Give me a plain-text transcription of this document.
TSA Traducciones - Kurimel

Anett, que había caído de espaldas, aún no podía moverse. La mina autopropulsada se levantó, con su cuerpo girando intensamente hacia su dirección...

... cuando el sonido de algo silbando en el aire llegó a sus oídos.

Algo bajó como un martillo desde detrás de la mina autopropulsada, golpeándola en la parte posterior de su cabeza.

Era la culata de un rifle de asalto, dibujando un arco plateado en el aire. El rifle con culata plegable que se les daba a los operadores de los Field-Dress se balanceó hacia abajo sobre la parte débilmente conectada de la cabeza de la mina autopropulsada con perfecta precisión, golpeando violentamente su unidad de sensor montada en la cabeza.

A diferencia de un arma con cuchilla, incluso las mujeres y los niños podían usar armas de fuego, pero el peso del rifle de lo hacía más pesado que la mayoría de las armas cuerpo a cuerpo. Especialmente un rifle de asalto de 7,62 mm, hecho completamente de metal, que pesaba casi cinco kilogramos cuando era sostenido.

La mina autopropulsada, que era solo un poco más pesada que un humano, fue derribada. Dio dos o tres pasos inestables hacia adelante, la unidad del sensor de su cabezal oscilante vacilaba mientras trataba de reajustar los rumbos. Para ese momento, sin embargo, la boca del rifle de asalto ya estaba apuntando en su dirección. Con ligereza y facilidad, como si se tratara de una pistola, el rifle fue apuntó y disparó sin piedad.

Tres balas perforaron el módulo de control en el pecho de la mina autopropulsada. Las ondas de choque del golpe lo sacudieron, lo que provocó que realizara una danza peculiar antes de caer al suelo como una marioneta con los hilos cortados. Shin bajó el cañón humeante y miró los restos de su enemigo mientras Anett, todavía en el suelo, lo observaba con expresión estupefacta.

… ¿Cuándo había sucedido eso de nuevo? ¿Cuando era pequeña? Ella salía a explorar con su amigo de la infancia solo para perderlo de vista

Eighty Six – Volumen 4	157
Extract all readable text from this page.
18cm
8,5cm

Exercise details: In the listing above, locate each line with "había" and copy it.

Complete response:
Anett, que había caído de espaldas, aún no podía moverse. La mina autopropulsada se levantó, con su cuerpo girando intensamente hacia su dirección...
… ¿Cuándo había sucedido eso de nuevo? ¿Cuando era pequeña? Ella salía a explorar con su amigo de la infancia solo para perderlo de vista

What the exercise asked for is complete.